▸ **Given problem**
Quote the whole listing word for word. Do not include the pictures.

▸ **Exercise materials**
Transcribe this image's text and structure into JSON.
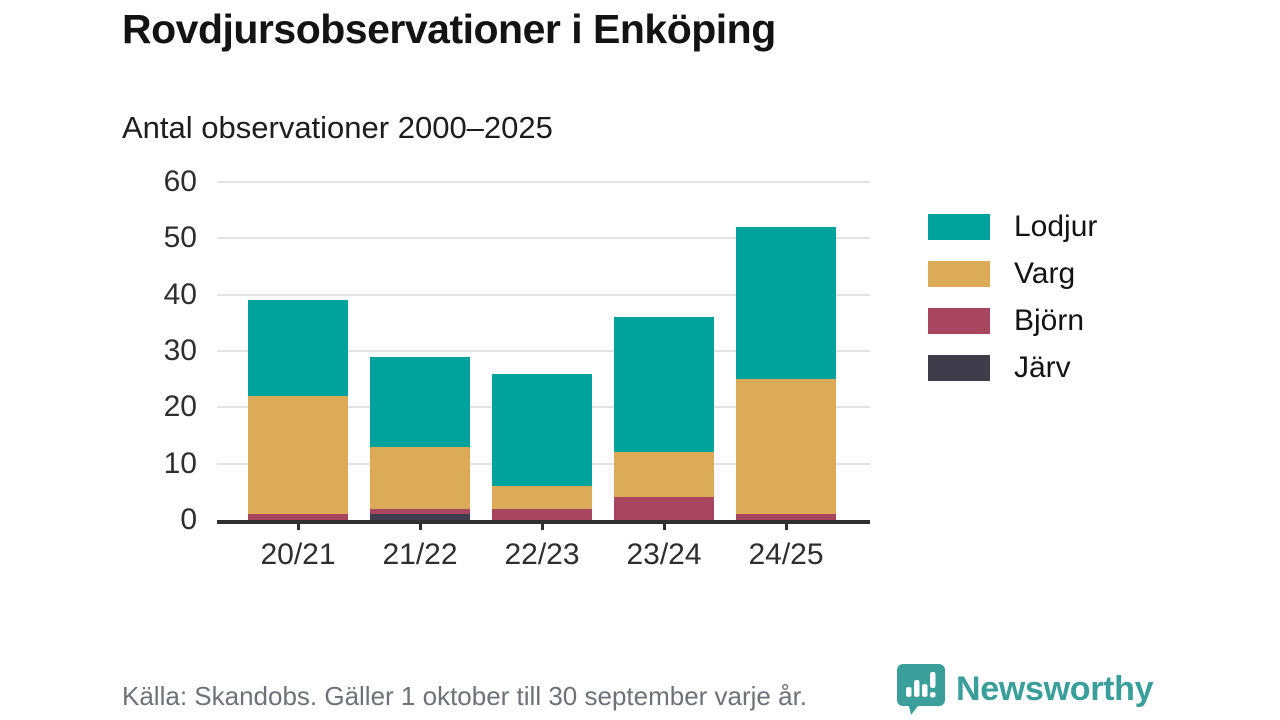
{
  "header": {
    "title": "Rovdjursobservationer i Enköping",
    "subtitle": "Antal observationer 2000–2025"
  },
  "chart_data": {
    "type": "bar",
    "stacked": true,
    "title": "Rovdjursobservationer i Enköping",
    "subtitle": "Antal observationer 2000–2025",
    "categories": [
      "20/21",
      "21/22",
      "22/23",
      "23/24",
      "24/25"
    ],
    "series": [
      {
        "name": "Järv",
        "color": "#3f3c4b",
        "values": [
          0,
          1,
          0,
          0,
          0
        ]
      },
      {
        "name": "Björn",
        "color": "#a8455f",
        "values": [
          1,
          1,
          2,
          4,
          1
        ]
      },
      {
        "name": "Varg",
        "color": "#dcab57",
        "values": [
          21,
          11,
          4,
          8,
          24
        ]
      },
      {
        "name": "Lodjur",
        "color": "#00a39b",
        "values": [
          17,
          16,
          20,
          24,
          27
        ]
      }
    ],
    "totals": [
      39,
      29,
      26,
      36,
      52
    ],
    "xlabel": "",
    "ylabel": "",
    "ylim": [
      0,
      60
    ],
    "yticks": [
      0,
      10,
      20,
      30,
      40,
      50,
      60
    ],
    "grid": true,
    "grid_color": "#e3e3e3",
    "axis_color": "#2f2f2f",
    "legend_position": "right"
  },
  "legend": {
    "items": [
      {
        "label": "Lodjur",
        "color": "#00a39b"
      },
      {
        "label": "Varg",
        "color": "#dcab57"
      },
      {
        "label": "Björn",
        "color": "#a8455f"
      },
      {
        "label": "Järv",
        "color": "#3f3c4b"
      }
    ]
  },
  "footer": {
    "source": "Källa: Skandobs. Gäller 1 oktober till 30 september varje år.",
    "brand": "Newsworthy",
    "brand_color": "#3a9e9a"
  }
}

▸ **Written solution**
Transcribe this image's text and structure into JSON.
{
  "header": {
    "title": "Rovdjursobservationer i Enköping",
    "subtitle": "Antal observationer 2000–2025"
  },
  "chart_data": {
    "type": "bar",
    "stacked": true,
    "title": "Rovdjursobservationer i Enköping",
    "subtitle": "Antal observationer 2000–2025",
    "categories": [
      "20/21",
      "21/22",
      "22/23",
      "23/24",
      "24/25"
    ],
    "series": [
      {
        "name": "Järv",
        "color": "#3f3c4b",
        "values": [
          0,
          1,
          0,
          0,
          0
        ]
      },
      {
        "name": "Björn",
        "color": "#a8455f",
        "values": [
          1,
          1,
          2,
          4,
          1
        ]
      },
      {
        "name": "Varg",
        "color": "#dcab57",
        "values": [
          21,
          11,
          4,
          8,
          24
        ]
      },
      {
        "name": "Lodjur",
        "color": "#00a39b",
        "values": [
          17,
          16,
          20,
          24,
          27
        ]
      }
    ],
    "totals": [
      39,
      29,
      26,
      36,
      52
    ],
    "xlabel": "",
    "ylabel": "",
    "ylim": [
      0,
      60
    ],
    "yticks": [
      0,
      10,
      20,
      30,
      40,
      50,
      60
    ],
    "grid": true,
    "grid_color": "#e3e3e3",
    "axis_color": "#2f2f2f",
    "legend_position": "right"
  },
  "legend": {
    "items": [
      {
        "label": "Lodjur",
        "color": "#00a39b"
      },
      {
        "label": "Varg",
        "color": "#dcab57"
      },
      {
        "label": "Björn",
        "color": "#a8455f"
      },
      {
        "label": "Järv",
        "color": "#3f3c4b"
      }
    ]
  },
  "footer": {
    "source": "Källa: Skandobs. Gäller 1 oktober till 30 september varje år.",
    "brand": "Newsworthy",
    "brand_color": "#3a9e9a"
  }
}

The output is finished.